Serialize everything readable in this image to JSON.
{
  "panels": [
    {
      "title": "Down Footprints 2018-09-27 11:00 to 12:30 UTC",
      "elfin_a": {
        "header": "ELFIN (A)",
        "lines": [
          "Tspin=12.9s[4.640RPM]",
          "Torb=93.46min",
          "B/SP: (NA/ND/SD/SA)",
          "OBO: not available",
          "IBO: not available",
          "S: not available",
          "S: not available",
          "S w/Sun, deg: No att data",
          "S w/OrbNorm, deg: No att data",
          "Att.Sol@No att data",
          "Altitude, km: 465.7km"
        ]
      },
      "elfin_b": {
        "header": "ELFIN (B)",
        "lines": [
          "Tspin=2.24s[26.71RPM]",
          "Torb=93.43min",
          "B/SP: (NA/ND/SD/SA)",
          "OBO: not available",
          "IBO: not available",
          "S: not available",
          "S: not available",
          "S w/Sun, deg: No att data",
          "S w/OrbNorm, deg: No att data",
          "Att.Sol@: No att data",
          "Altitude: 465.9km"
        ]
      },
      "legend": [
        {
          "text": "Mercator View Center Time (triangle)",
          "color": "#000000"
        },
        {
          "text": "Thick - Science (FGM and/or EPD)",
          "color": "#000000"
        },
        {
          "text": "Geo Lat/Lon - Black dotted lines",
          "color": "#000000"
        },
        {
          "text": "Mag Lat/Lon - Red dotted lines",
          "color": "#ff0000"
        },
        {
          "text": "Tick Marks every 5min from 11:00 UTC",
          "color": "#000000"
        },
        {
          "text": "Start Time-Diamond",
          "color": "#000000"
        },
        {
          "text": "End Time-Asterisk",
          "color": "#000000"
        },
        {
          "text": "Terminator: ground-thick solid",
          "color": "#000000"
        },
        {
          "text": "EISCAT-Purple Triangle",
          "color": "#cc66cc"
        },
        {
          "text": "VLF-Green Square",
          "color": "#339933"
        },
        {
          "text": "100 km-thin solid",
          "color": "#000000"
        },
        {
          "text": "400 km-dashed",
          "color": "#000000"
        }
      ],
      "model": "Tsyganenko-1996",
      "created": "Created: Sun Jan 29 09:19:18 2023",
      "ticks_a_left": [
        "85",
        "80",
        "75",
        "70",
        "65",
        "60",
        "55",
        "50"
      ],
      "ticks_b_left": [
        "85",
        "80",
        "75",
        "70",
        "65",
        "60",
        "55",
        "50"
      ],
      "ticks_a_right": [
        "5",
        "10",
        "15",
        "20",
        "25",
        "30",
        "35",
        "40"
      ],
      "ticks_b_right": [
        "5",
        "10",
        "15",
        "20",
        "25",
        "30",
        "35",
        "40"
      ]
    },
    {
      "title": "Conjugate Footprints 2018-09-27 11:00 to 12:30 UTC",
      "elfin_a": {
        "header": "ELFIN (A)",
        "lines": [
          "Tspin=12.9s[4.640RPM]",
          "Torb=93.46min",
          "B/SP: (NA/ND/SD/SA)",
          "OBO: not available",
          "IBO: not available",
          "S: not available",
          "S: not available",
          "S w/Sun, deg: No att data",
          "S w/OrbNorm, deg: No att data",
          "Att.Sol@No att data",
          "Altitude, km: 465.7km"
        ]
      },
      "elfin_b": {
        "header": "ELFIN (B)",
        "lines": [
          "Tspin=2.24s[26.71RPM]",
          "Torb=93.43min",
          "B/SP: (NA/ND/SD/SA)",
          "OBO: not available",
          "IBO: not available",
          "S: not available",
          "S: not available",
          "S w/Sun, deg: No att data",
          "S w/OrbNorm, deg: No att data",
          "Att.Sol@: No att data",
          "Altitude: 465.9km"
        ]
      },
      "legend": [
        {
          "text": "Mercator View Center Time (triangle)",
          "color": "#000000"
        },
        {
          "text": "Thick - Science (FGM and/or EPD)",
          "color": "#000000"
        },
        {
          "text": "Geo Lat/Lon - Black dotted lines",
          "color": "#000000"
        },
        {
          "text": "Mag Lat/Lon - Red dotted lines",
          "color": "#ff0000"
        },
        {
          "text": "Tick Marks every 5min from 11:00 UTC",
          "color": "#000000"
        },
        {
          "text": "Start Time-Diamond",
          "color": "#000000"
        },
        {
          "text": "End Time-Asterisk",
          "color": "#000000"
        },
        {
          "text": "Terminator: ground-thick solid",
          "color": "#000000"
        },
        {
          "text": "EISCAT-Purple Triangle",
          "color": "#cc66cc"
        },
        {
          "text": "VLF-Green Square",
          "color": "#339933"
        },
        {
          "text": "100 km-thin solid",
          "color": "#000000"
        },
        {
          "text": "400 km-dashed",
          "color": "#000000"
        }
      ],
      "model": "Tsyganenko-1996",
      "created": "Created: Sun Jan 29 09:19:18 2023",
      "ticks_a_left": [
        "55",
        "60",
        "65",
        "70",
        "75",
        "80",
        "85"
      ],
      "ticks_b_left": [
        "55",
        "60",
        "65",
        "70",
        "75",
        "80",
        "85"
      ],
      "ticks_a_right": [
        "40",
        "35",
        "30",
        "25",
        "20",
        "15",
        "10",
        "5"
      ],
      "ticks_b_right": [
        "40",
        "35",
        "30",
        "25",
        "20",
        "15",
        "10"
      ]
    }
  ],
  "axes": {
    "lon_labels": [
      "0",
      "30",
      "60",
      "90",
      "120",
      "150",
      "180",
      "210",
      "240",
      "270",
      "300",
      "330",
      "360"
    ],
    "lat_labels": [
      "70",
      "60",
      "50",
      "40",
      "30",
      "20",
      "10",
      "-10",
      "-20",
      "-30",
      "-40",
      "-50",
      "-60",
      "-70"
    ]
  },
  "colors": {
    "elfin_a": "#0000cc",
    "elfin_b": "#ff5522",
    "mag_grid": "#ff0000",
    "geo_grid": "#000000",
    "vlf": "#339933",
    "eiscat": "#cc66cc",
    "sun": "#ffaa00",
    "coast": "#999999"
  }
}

....................

Task to complete:
What is needed here is an exact reproduction of all the entries.

Expected output:
Serialize everything readable in this image to JSON.
{
  "panels": [
    {
      "title": "Down Footprints 2018-09-27 11:00 to 12:30 UTC",
      "elfin_a": {
        "header": "ELFIN (A)",
        "lines": [
          "Tspin=12.9s[4.640RPM]",
          "Torb=93.46min",
          "B/SP: (NA/ND/SD/SA)",
          "OBO: not available",
          "IBO: not available",
          "S: not available",
          "S: not available",
          "S w/Sun, deg: No att data",
          "S w/OrbNorm, deg: No att data",
          "Att.Sol@No att data",
          "Altitude, km: 465.7km"
        ]
      },
      "elfin_b": {
        "header": "ELFIN (B)",
        "lines": [
          "Tspin=2.24s[26.71RPM]",
          "Torb=93.43min",
          "B/SP: (NA/ND/SD/SA)",
          "OBO: not available",
          "IBO: not available",
          "S: not available",
          "S: not available",
          "S w/Sun, deg: No att data",
          "S w/OrbNorm, deg: No att data",
          "Att.Sol@: No att data",
          "Altitude: 465.9km"
        ]
      },
      "legend": [
        {
          "text": "Mercator View Center Time (triangle)",
          "color": "#000000"
        },
        {
          "text": "Thick - Science (FGM and/or EPD)",
          "color": "#000000"
        },
        {
          "text": "Geo Lat/Lon - Black dotted lines",
          "color": "#000000"
        },
        {
          "text": "Mag Lat/Lon - Red dotted lines",
          "color": "#ff0000"
        },
        {
          "text": "Tick Marks every 5min from 11:00 UTC",
          "color": "#000000"
        },
        {
          "text": "Start Time-Diamond",
          "color": "#000000"
        },
        {
          "text": "End Time-Asterisk",
          "color": "#000000"
        },
        {
          "text": "Terminator: ground-thick solid",
          "color": "#000000"
        },
        {
          "text": "EISCAT-Purple Triangle",
          "color": "#cc66cc"
        },
        {
          "text": "VLF-Green Square",
          "color": "#339933"
        },
        {
          "text": "100 km-thin solid",
          "color": "#000000"
        },
        {
          "text": "400 km-dashed",
          "color": "#000000"
        }
      ],
      "model": "Tsyganenko-1996",
      "created": "Created: Sun Jan 29 09:19:18 2023",
      "ticks_a_left": [
        "85",
        "80",
        "75",
        "70",
        "65",
        "60",
        "55",
        "50"
      ],
      "ticks_b_left": [
        "85",
        "80",
        "75",
        "70",
        "65",
        "60",
        "55",
        "50"
      ],
      "ticks_a_right": [
        "5",
        "10",
        "15",
        "20",
        "25",
        "30",
        "35",
        "40"
      ],
      "ticks_b_right": [
        "5",
        "10",
        "15",
        "20",
        "25",
        "30",
        "35",
        "40"
      ]
    },
    {
      "title": "Conjugate Footprints 2018-09-27 11:00 to 12:30 UTC",
      "elfin_a": {
        "header": "ELFIN (A)",
        "lines": [
          "Tspin=12.9s[4.640RPM]",
          "Torb=93.46min",
          "B/SP: (NA/ND/SD/SA)",
          "OBO: not available",
          "IBO: not available",
          "S: not available",
          "S: not available",
          "S w/Sun, deg: No att data",
          "S w/OrbNorm, deg: No att data",
          "Att.Sol@No att data",
          "Altitude, km: 465.7km"
        ]
      },
      "elfin_b": {
        "header": "ELFIN (B)",
        "lines": [
          "Tspin=2.24s[26.71RPM]",
          "Torb=93.43min",
          "B/SP: (NA/ND/SD/SA)",
          "OBO: not available",
          "IBO: not available",
          "S: not available",
          "S: not available",
          "S w/Sun, deg: No att data",
          "S w/OrbNorm, deg: No att data",
          "Att.Sol@: No att data",
          "Altitude: 465.9km"
        ]
      },
      "legend": [
        {
          "text": "Mercator View Center Time (triangle)",
          "color": "#000000"
        },
        {
          "text": "Thick - Science (FGM and/or EPD)",
          "color": "#000000"
        },
        {
          "text": "Geo Lat/Lon - Black dotted lines",
          "color": "#000000"
        },
        {
          "text": "Mag Lat/Lon - Red dotted lines",
          "color": "#ff0000"
        },
        {
          "text": "Tick Marks every 5min from 11:00 UTC",
          "color": "#000000"
        },
        {
          "text": "Start Time-Diamond",
          "color": "#000000"
        },
        {
          "text": "End Time-Asterisk",
          "color": "#000000"
        },
        {
          "text": "Terminator: ground-thick solid",
          "color": "#000000"
        },
        {
          "text": "EISCAT-Purple Triangle",
          "color": "#cc66cc"
        },
        {
          "text": "VLF-Green Square",
          "color": "#339933"
        },
        {
          "text": "100 km-thin solid",
          "color": "#000000"
        },
        {
          "text": "400 km-dashed",
          "color": "#000000"
        }
      ],
      "model": "Tsyganenko-1996",
      "created": "Created: Sun Jan 29 09:19:18 2023",
      "ticks_a_left": [
        "55",
        "60",
        "65",
        "70",
        "75",
        "80",
        "85"
      ],
      "ticks_b_left": [
        "55",
        "60",
        "65",
        "70",
        "75",
        "80",
        "85"
      ],
      "ticks_a_right": [
        "40",
        "35",
        "30",
        "25",
        "20",
        "15",
        "10",
        "5"
      ],
      "ticks_b_right": [
        "40",
        "35",
        "30",
        "25",
        "20",
        "15",
        "10"
      ]
    }
  ],
  "axes": {
    "lon_labels": [
      "0",
      "30",
      "60",
      "90",
      "120",
      "150",
      "180",
      "210",
      "240",
      "270",
      "300",
      "330",
      "360"
    ],
    "lat_labels": [
      "70",
      "60",
      "50",
      "40",
      "30",
      "20",
      "10",
      "-10",
      "-20",
      "-30",
      "-40",
      "-50",
      "-60",
      "-70"
    ]
  },
  "colors": {
    "elfin_a": "#0000cc",
    "elfin_b": "#ff5522",
    "mag_grid": "#ff0000",
    "geo_grid": "#000000",
    "vlf": "#339933",
    "eiscat": "#cc66cc",
    "sun": "#ffaa00",
    "coast": "#999999"
  }
}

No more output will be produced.